[Data extracted from a collection]
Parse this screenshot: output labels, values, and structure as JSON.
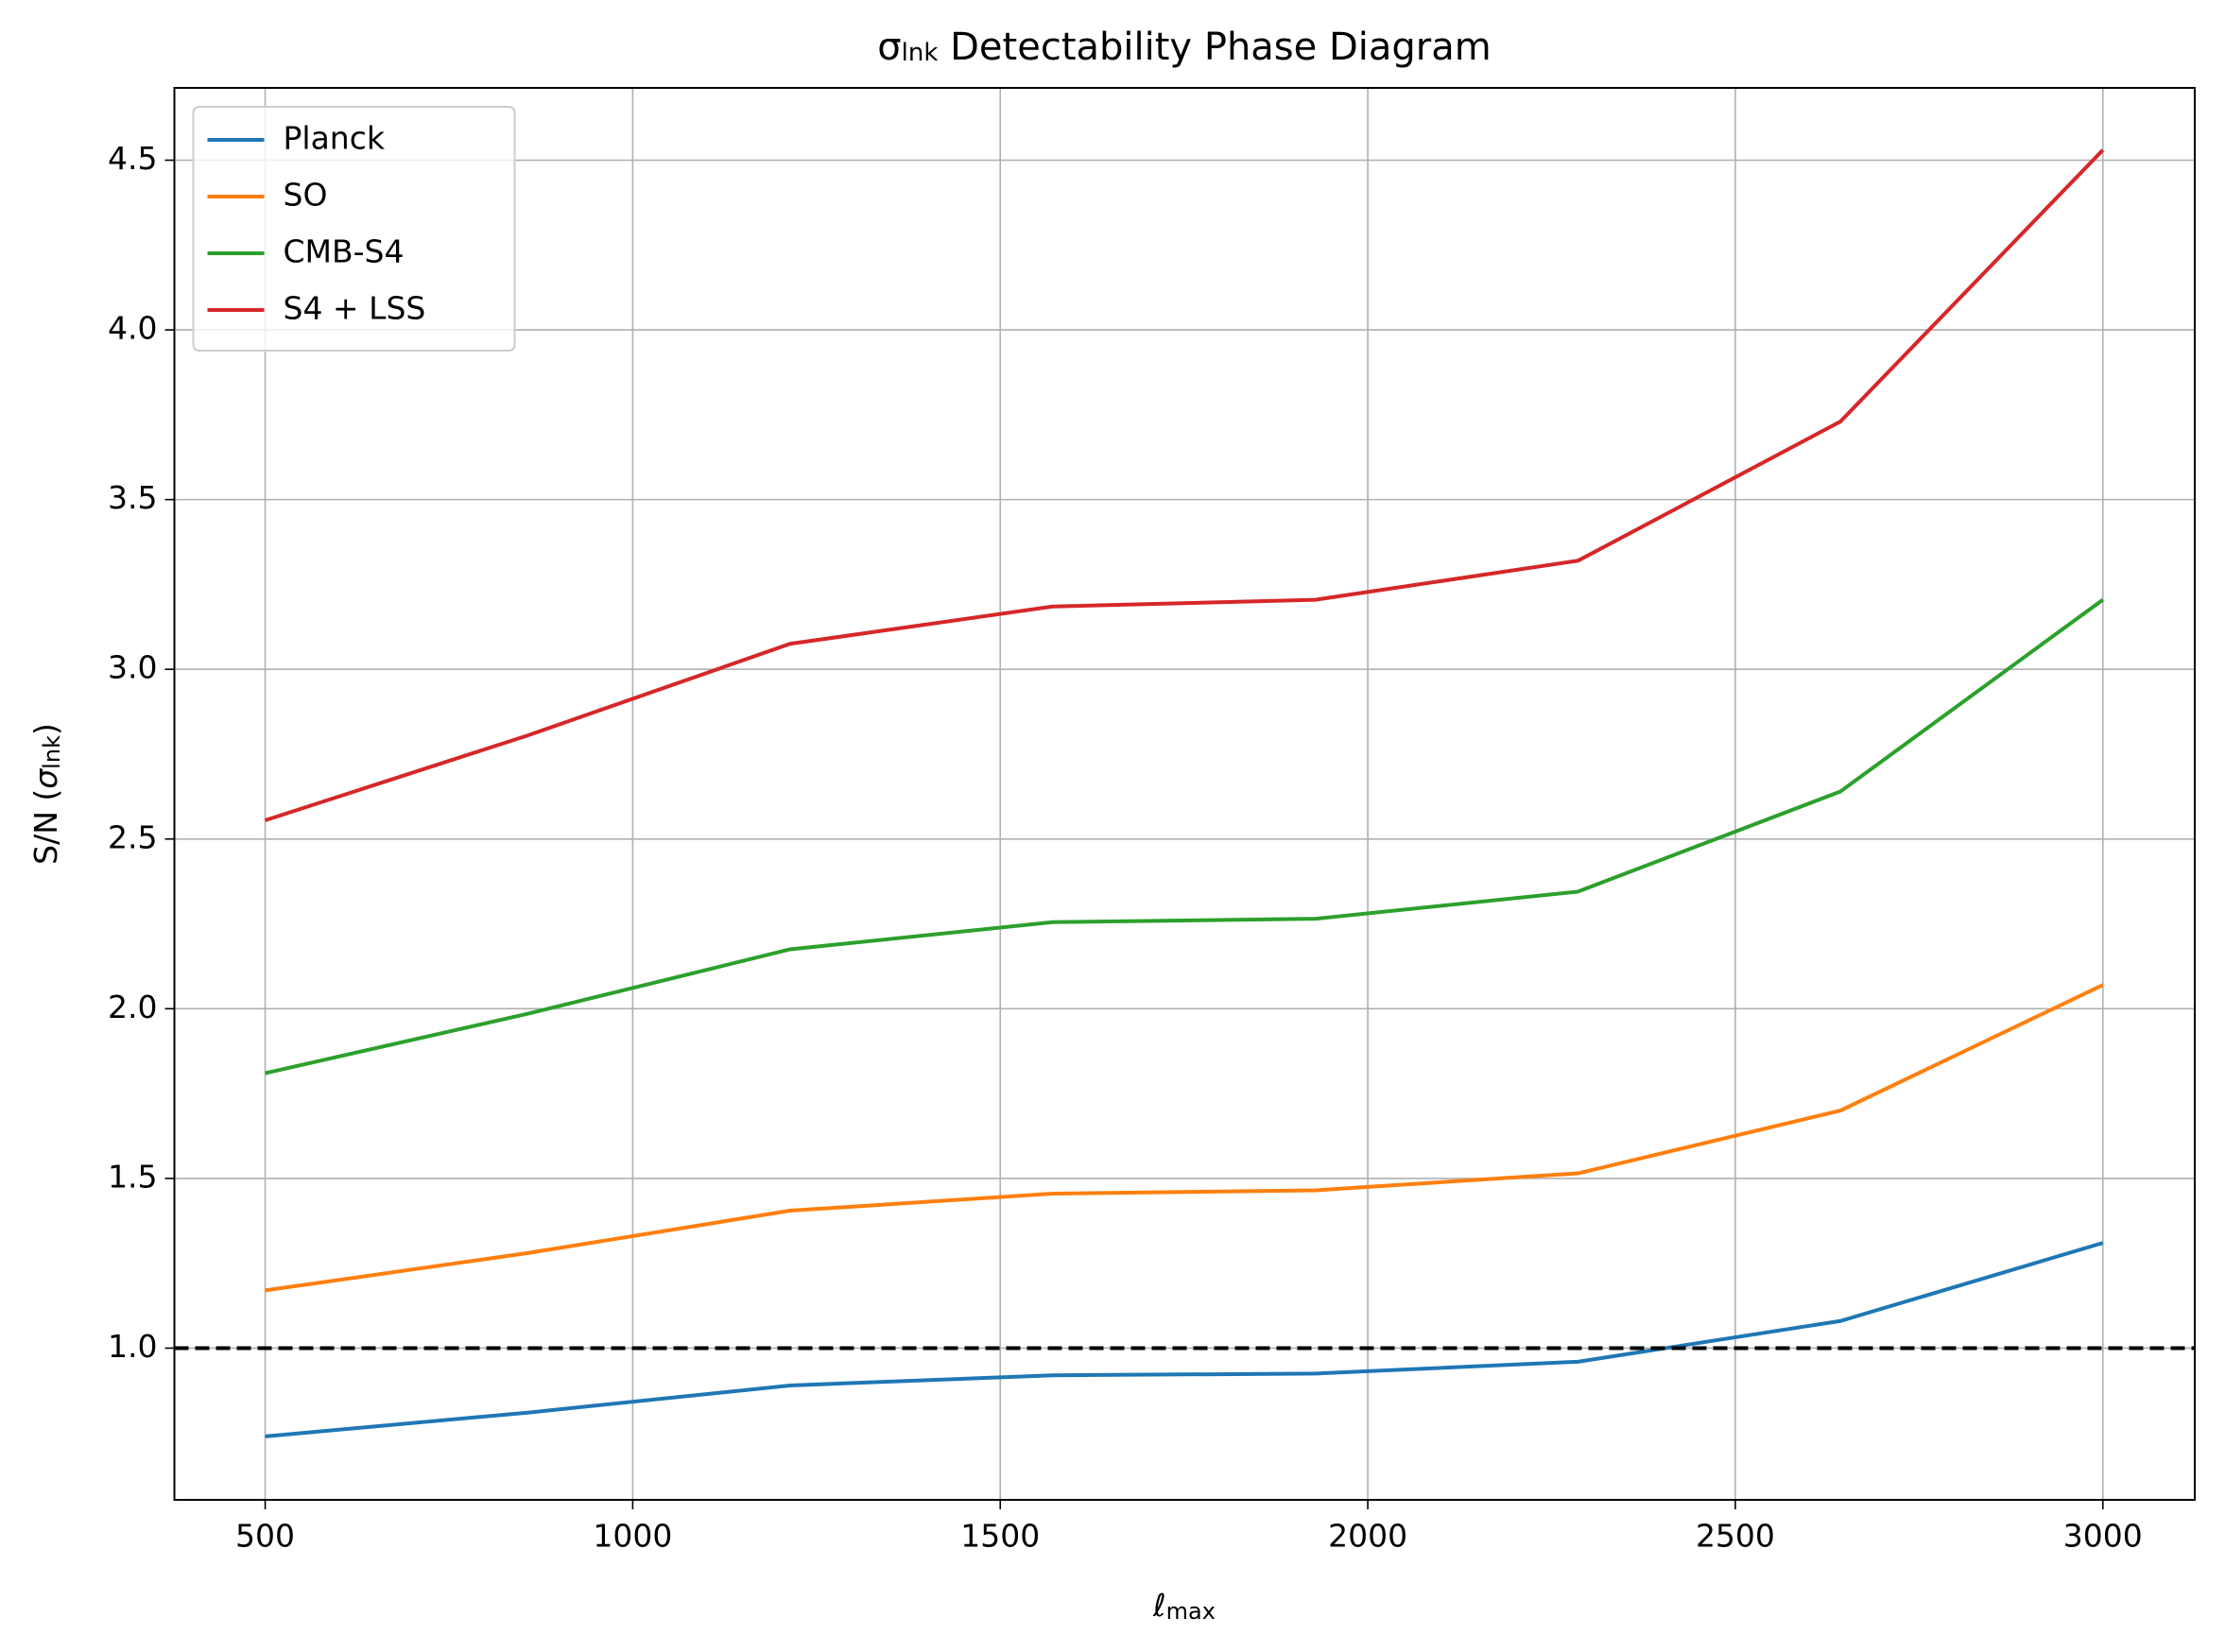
{
  "chart_data": {
    "type": "line",
    "title": {
      "symbol": "σ",
      "subscript": "lnk",
      "text": "Detectability Phase Diagram"
    },
    "xlabel": {
      "symbol": "ℓ",
      "subscript": "max"
    },
    "ylabel": {
      "text": "S/N (",
      "symbol": "σ",
      "subscript": "lnk",
      "close": ")"
    },
    "x": [
      500,
      857,
      1214,
      1571,
      1929,
      2286,
      2643,
      3000
    ],
    "series": [
      {
        "name": "Planck",
        "color": "#1f77b4",
        "values": [
          0.74,
          0.81,
          0.89,
          0.92,
          0.925,
          0.96,
          1.08,
          1.31
        ]
      },
      {
        "name": "SO",
        "color": "#ff7f0e",
        "values": [
          1.17,
          1.28,
          1.405,
          1.455,
          1.465,
          1.515,
          1.7,
          2.07
        ]
      },
      {
        "name": "CMB-S4",
        "color": "#2ca02c",
        "values": [
          1.81,
          1.985,
          2.175,
          2.255,
          2.265,
          2.345,
          2.64,
          3.205
        ]
      },
      {
        "name": "S4 + LSS",
        "color": "#d62728",
        "values": [
          2.555,
          2.805,
          3.075,
          3.185,
          3.205,
          3.32,
          3.73,
          4.53
        ]
      }
    ],
    "hline": {
      "y": 1.0,
      "color": "#000000",
      "dashed": true
    },
    "xlim": [
      376.5,
      3125
    ],
    "ylim": [
      0.553,
      4.713
    ],
    "xticks": [
      500,
      1000,
      1500,
      2000,
      2500,
      3000
    ],
    "yticks": [
      {
        "value": 1,
        "label": "1.0"
      },
      1.5,
      {
        "value": 2,
        "label": "2.0"
      },
      2.5,
      {
        "value": 3,
        "label": "3.0"
      },
      3.5,
      {
        "value": 4,
        "label": "4.0"
      },
      4.5
    ],
    "grid": true,
    "legend": "upper left"
  }
}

Directive ▸
Identify all lines in the records above with the word "text".

Response to the exercise ▸
      "text": "Detectability Phase Diagram"
      "text": "S/N (",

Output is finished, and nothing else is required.